#### WHAT IS EXPECTED
Leave out any picture and return the remaining listing below exactly as given.

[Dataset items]
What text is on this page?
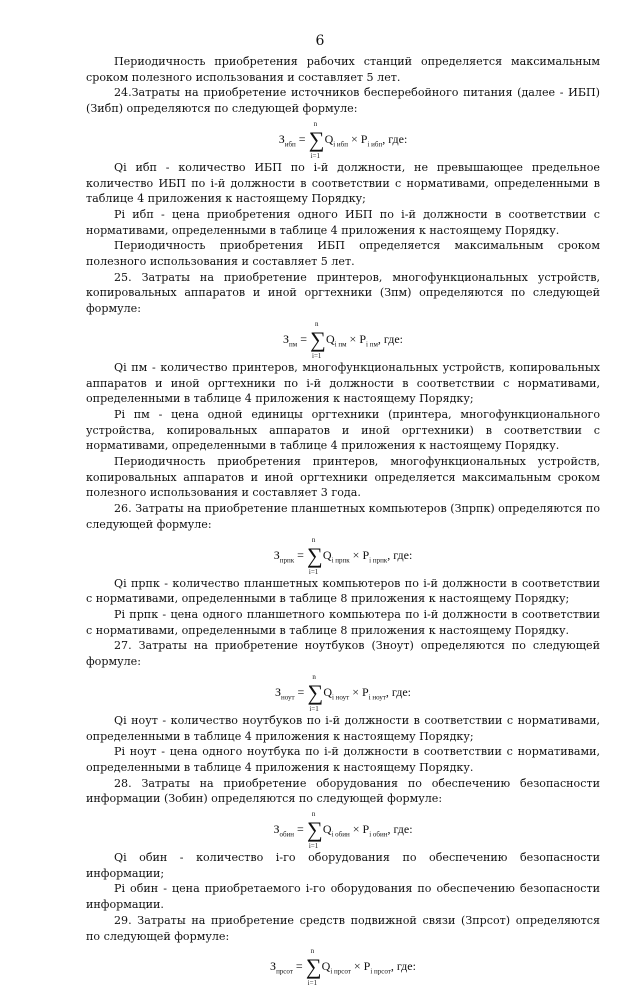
6

Периодичность приобретения рабочих станций определяется максимальным сроком полезного использования и составляет 5 лет.

24.Затраты на приобретение источников бесперебойного питания (далее - ИБП) (Зибп) определяются по следующей формуле:

$З_{ибп}$ = ∑
n
i=1
$Q_{i ибп} \times P_{i ибп}$, где:

Qi ибп - количество ИБП по i-й должности, не превышающее предельное количество ИБП по i-й должности в соответствии с нормативами, определенными в таблице 4 приложения к настоящему Порядку;

Pi ибп - цена приобретения одного ИБП по i-й должности в соответствии с нормативами, определенными в таблице 4 приложения к настоящему Порядку.

Периодичность приобретения ИБП определяется максимальным сроком полезного использования и составляет 5 лет.

25. Затраты на приобретение принтеров, многофункциональных устройств, копировальных аппаратов и иной оргтехники (Зпм) определяются по следующей формуле:

$З_{пм}$ = ∑
n
i=1
$Q_{i пм} \times P_{i пм}$, где:

Qi пм - количество принтеров, многофункциональных устройств, копировальных аппаратов и иной оргтехники по i-й должности в соответствии с нормативами, определенными в таблице 4 приложения к настоящему Порядку;

Pi пм - цена одной единицы оргтехники (принтера, многофункционального устройства, копировальных аппаратов и иной оргтехники) в соответствии с нормативами, определенными в таблице 4 приложения к настоящему Порядку.

Периодичность приобретения принтеров, многофункциональных устройств, копировальных аппаратов и иной оргтехники определяется максимальным сроком полезного использования и составляет 3 года.

26. Затраты на приобретение планшетных компьютеров (Зпрпк) определяются по следующей формуле:

$З_{прпк}$ = ∑
n
i=1
$Q_{i прпк} \times P_{i прпк}$, где:

Qi прпк - количество планшетных компьютеров по i-й должности в соответствии с нормативами, определенными в таблице 8 приложения к настоящему Порядку;

Pi прпк - цена одного планшетного компьютера по i-й должности в соответствии с нормативами, определенными в таблице 8 приложения к настоящему Порядку.

27. Затраты на приобретение ноутбуков (Зноут) определяются по следующей формуле:

$З_{ноут}$ = ∑
n
i=1
$Q_{i ноут} \times P_{i ноут}$, где:

Qi ноут - количество ноутбуков по i-й должности в соответствии с нормативами, определенными в таблице 4 приложения к настоящему Порядку;

Pi ноут - цена одного ноутбука по i-й должности в соответствии с нормативами, определенными в таблице 4 приложения к настоящему Порядку.

28. Затраты на приобретение оборудования по обеспечению безопасности информации (Зобин) определяются по следующей формуле:

$З_{обин}$ = ∑
n
i=1
$Q_{i обин} \times P_{i обин}$, где:

Qi обин - количество i-го оборудования по обеспечению безопасности информации;

Pi обин - цена приобретаемого i-го оборудования по обеспечению безопасности информации.

29. Затраты на приобретение средств подвижной связи (Зпрсот) определяются по следующей формуле:

$З_{прсот}$ = ∑
n
i=1
$Q_{i прсот} \times P_{i прсот}$, где:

#### EXERCISE ANSWER
What text is on this page?
6

Периодичность приобретения рабочих станций определяется максимальным сроком полезного использования и составляет 5 лет.

24.Затраты на приобретение источников бесперебойного питания (далее - ИБП) (Зибп) определяются по следующей формуле:

$З_{ибп}$ = ∑
n
i=1
$Q_{i ибп} \times P_{i ибп}$, где:

Qi ибп - количество ИБП по i-й должности, не превышающее предельное количество ИБП по i-й должности в соответствии с нормативами, определенными в таблице 4 приложения к настоящему Порядку;

Pi ибп - цена приобретения одного ИБП по i-й должности в соответствии с нормативами, определенными в таблице 4 приложения к настоящему Порядку.

Периодичность приобретения ИБП определяется максимальным сроком полезного использования и составляет 5 лет.

25. Затраты на приобретение принтеров, многофункциональных устройств, копировальных аппаратов и иной оргтехники (Зпм) определяются по следующей формуле:

$З_{пм}$ = ∑
n
i=1
$Q_{i пм} \times P_{i пм}$, где:

Qi пм - количество принтеров, многофункциональных устройств, копировальных аппаратов и иной оргтехники по i-й должности в соответствии с нормативами, определенными в таблице 4 приложения к настоящему Порядку;

Pi пм - цена одной единицы оргтехники (принтера, многофункционального устройства, копировальных аппаратов и иной оргтехники) в соответствии с нормативами, определенными в таблице 4 приложения к настоящему Порядку.

Периодичность приобретения принтеров, многофункциональных устройств, копировальных аппаратов и иной оргтехники определяется максимальным сроком полезного использования и составляет 3 года.

26. Затраты на приобретение планшетных компьютеров (Зпрпк) определяются по следующей формуле:

$З_{прпк}$ = ∑
n
i=1
$Q_{i прпк} \times P_{i прпк}$, где:

Qi прпк - количество планшетных компьютеров по i-й должности в соответствии с нормативами, определенными в таблице 8 приложения к настоящему Порядку;

Pi прпк - цена одного планшетного компьютера по i-й должности в соответствии с нормативами, определенными в таблице 8 приложения к настоящему Порядку.

27. Затраты на приобретение ноутбуков (Зноут) определяются по следующей формуле:

$З_{ноут}$ = ∑
n
i=1
$Q_{i ноут} \times P_{i ноут}$, где:

Qi ноут - количество ноутбуков по i-й должности в соответствии с нормативами, определенными в таблице 4 приложения к настоящему Порядку;

Pi ноут - цена одного ноутбука по i-й должности в соответствии с нормативами, определенными в таблице 4 приложения к настоящему Порядку.

28. Затраты на приобретение оборудования по обеспечению безопасности информации (Зобин) определяются по следующей формуле:

$З_{обин}$ = ∑
n
i=1
$Q_{i обин} \times P_{i обин}$, где:

Qi обин - количество i-го оборудования по обеспечению безопасности информации;

Pi обин - цена приобретаемого i-го оборудования по обеспечению безопасности информации.

29. Затраты на приобретение средств подвижной связи (Зпрсот) определяются по следующей формуле:

$З_{прсот}$ = ∑
n
i=1
$Q_{i прсот} \times P_{i прсот}$, где:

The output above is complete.